──────── Data supplied

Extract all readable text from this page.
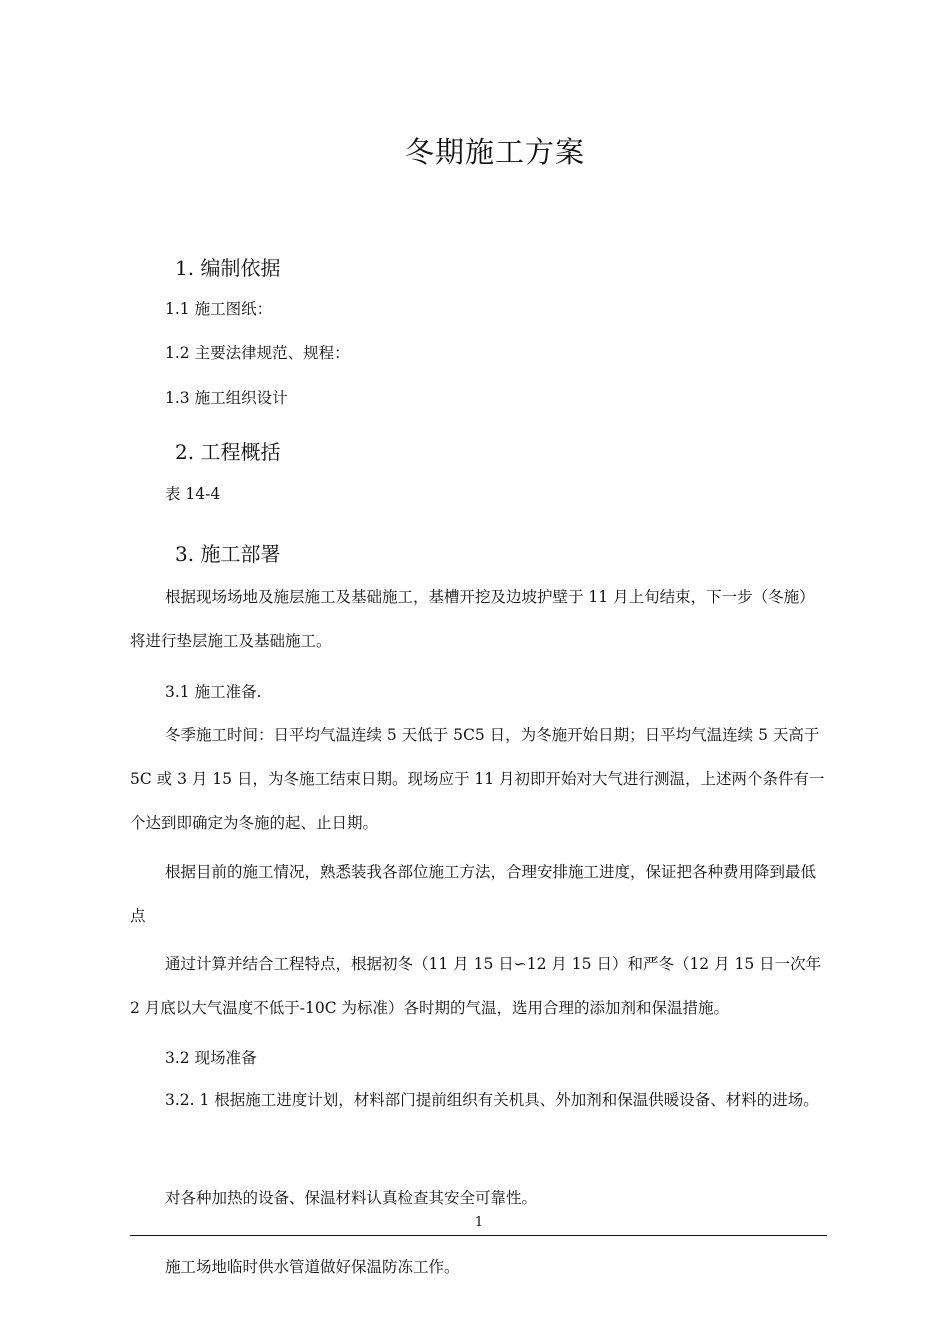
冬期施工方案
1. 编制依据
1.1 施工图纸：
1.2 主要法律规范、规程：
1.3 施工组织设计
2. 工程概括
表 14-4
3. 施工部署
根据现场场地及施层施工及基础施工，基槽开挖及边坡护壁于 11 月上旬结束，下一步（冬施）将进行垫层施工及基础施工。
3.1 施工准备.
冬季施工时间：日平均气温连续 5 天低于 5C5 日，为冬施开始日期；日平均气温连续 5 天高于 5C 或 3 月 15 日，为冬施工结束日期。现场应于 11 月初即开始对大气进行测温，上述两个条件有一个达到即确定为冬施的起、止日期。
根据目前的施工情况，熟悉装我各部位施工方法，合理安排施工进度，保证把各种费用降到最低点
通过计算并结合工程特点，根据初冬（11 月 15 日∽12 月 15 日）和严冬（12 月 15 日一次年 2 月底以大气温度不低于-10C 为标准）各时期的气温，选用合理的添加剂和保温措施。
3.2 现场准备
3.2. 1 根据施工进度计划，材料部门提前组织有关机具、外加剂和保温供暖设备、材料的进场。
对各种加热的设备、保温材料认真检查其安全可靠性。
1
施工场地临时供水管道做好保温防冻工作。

────────────────
──────── Data supplied

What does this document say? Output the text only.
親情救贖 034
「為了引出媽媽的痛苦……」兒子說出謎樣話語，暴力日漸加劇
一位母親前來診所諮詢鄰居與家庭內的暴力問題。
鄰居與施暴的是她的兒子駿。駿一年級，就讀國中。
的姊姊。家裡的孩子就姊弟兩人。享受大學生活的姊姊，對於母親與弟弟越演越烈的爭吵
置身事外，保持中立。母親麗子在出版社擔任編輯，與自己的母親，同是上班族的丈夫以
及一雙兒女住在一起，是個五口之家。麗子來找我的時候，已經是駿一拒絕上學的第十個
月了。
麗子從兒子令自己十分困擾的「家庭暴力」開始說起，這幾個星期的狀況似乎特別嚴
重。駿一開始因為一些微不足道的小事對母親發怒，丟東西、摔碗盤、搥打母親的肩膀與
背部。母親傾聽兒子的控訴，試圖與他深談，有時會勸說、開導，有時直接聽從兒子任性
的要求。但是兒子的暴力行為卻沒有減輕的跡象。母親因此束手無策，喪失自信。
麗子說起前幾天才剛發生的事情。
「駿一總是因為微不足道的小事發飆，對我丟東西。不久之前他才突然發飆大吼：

────────────────

Search the data for "this" and list every line in which it occurs.

Extract all readable text from this page.
What does this document say? Output the text only.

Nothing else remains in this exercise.